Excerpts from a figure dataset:
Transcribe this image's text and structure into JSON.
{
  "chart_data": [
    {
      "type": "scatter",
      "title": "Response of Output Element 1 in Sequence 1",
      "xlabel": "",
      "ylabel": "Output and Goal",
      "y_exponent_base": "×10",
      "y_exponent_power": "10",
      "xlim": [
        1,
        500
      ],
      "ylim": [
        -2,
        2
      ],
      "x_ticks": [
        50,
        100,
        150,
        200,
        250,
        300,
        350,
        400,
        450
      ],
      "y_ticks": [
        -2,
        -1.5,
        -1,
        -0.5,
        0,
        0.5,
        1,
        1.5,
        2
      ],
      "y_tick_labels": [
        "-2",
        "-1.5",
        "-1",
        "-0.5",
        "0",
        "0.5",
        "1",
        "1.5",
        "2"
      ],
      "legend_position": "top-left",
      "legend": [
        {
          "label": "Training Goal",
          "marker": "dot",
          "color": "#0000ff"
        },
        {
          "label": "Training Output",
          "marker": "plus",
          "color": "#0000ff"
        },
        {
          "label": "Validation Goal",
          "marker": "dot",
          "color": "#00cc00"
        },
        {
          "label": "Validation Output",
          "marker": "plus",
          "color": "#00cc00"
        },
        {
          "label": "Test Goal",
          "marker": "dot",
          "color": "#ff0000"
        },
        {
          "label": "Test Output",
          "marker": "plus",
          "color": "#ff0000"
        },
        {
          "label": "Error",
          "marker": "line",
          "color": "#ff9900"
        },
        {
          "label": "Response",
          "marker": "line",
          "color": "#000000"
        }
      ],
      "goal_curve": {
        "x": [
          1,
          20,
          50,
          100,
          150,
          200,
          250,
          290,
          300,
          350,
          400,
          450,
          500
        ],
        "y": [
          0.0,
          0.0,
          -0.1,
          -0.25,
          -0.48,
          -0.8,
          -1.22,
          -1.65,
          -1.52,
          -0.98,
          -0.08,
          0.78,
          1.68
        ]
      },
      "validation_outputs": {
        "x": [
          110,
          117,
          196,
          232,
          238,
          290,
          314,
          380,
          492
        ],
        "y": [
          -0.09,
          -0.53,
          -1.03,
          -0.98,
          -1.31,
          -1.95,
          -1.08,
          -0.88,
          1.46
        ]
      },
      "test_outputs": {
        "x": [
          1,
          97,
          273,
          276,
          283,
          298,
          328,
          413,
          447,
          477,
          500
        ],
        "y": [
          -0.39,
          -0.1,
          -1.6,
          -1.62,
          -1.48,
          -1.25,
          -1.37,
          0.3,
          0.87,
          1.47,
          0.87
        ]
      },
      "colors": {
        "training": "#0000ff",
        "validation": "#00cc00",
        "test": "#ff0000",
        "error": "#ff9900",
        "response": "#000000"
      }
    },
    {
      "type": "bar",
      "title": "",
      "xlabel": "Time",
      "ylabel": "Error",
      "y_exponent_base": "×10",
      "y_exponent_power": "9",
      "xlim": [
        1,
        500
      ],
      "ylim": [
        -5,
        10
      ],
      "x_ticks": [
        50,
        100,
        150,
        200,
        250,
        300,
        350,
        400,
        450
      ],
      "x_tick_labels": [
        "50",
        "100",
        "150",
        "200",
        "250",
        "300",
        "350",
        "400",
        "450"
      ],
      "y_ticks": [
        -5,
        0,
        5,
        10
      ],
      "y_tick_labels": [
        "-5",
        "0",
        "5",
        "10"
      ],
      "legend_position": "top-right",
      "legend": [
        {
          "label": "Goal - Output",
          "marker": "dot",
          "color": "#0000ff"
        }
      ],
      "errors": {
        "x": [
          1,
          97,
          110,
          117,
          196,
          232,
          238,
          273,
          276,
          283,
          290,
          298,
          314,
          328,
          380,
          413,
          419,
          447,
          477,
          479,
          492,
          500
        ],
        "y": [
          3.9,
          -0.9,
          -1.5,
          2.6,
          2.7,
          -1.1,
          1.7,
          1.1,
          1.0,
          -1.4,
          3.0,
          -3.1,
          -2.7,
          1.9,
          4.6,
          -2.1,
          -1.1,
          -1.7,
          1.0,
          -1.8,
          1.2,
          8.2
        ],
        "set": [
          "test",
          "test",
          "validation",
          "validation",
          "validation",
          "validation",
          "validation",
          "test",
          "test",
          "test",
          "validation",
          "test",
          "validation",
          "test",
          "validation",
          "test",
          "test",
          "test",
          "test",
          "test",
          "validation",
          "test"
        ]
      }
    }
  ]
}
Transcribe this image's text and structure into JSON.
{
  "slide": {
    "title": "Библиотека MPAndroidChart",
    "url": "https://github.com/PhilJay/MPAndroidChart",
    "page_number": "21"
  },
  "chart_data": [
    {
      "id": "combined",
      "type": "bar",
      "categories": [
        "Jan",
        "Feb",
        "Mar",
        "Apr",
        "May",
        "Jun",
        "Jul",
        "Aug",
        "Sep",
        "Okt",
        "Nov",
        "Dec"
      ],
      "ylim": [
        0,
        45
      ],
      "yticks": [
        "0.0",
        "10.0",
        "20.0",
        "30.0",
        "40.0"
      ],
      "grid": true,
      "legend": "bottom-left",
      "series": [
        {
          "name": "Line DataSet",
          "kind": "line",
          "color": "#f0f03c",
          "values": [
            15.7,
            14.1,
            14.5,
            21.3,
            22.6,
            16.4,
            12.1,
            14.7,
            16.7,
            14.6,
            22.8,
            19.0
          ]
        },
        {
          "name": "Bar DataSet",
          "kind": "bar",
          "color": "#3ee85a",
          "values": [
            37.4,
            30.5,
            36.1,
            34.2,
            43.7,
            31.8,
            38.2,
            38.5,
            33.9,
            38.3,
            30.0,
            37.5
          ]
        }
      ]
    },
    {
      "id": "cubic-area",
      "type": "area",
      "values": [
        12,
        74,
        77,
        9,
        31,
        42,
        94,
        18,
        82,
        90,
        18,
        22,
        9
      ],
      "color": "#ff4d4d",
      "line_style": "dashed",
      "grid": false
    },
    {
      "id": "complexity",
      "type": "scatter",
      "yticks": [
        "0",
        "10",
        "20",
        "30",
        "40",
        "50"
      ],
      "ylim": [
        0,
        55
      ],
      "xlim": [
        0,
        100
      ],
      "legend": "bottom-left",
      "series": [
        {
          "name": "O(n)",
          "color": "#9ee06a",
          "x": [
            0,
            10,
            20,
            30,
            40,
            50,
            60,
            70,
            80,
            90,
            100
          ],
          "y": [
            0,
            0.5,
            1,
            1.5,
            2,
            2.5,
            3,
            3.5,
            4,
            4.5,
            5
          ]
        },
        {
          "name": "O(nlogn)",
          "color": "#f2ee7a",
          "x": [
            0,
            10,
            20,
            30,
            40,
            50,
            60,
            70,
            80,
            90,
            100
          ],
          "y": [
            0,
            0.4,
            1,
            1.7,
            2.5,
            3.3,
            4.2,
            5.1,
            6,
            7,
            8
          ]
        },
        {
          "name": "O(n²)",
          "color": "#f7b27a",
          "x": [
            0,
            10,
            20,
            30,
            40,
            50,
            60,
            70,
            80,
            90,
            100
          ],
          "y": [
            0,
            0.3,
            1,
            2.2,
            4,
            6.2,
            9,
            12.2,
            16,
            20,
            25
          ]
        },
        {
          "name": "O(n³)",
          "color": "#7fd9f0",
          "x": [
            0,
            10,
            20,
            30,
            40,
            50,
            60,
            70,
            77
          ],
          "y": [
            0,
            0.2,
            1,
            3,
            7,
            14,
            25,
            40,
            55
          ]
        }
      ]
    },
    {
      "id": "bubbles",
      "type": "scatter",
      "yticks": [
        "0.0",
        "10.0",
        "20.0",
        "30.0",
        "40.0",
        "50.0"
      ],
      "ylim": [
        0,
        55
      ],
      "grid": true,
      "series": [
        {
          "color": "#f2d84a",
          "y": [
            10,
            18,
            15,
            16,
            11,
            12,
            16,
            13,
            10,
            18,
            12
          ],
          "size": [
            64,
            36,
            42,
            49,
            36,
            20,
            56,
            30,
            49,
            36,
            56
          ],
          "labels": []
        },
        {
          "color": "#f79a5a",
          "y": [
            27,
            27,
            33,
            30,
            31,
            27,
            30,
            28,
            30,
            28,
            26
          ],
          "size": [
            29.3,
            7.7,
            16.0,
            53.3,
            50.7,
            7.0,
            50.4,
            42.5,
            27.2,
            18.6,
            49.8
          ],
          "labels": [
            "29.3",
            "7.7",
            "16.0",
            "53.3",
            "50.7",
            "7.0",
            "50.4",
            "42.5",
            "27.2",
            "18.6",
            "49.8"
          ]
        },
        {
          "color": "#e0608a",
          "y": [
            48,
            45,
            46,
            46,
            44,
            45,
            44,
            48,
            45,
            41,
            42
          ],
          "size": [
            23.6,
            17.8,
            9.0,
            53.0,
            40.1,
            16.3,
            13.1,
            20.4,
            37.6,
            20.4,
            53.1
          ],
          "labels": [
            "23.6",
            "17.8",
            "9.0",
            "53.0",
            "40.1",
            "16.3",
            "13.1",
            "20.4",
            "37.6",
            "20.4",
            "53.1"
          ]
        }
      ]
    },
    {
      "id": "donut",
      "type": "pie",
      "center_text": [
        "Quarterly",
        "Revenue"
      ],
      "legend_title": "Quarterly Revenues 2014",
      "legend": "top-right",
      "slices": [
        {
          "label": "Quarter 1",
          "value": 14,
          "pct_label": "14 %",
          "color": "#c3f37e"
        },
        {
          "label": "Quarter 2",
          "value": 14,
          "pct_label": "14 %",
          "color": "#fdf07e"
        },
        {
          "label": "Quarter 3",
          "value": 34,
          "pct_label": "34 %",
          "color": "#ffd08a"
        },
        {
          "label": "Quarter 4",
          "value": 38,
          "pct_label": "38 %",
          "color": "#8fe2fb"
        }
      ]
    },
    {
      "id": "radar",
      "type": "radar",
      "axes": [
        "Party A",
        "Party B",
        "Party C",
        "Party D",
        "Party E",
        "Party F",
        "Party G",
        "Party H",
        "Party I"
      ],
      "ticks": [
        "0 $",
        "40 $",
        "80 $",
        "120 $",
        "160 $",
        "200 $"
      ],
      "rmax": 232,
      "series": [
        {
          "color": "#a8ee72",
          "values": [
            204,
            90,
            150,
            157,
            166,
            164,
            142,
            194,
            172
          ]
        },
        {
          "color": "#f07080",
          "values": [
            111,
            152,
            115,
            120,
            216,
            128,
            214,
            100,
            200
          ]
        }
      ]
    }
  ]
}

→ **SET EXERCISE**
Only lines holding the string "ylabel" are wanted; gather each one from the entries above.

→ **IN RESPONSE**
      "ylabel": "Output and Goal",
      "ylabel": "Error",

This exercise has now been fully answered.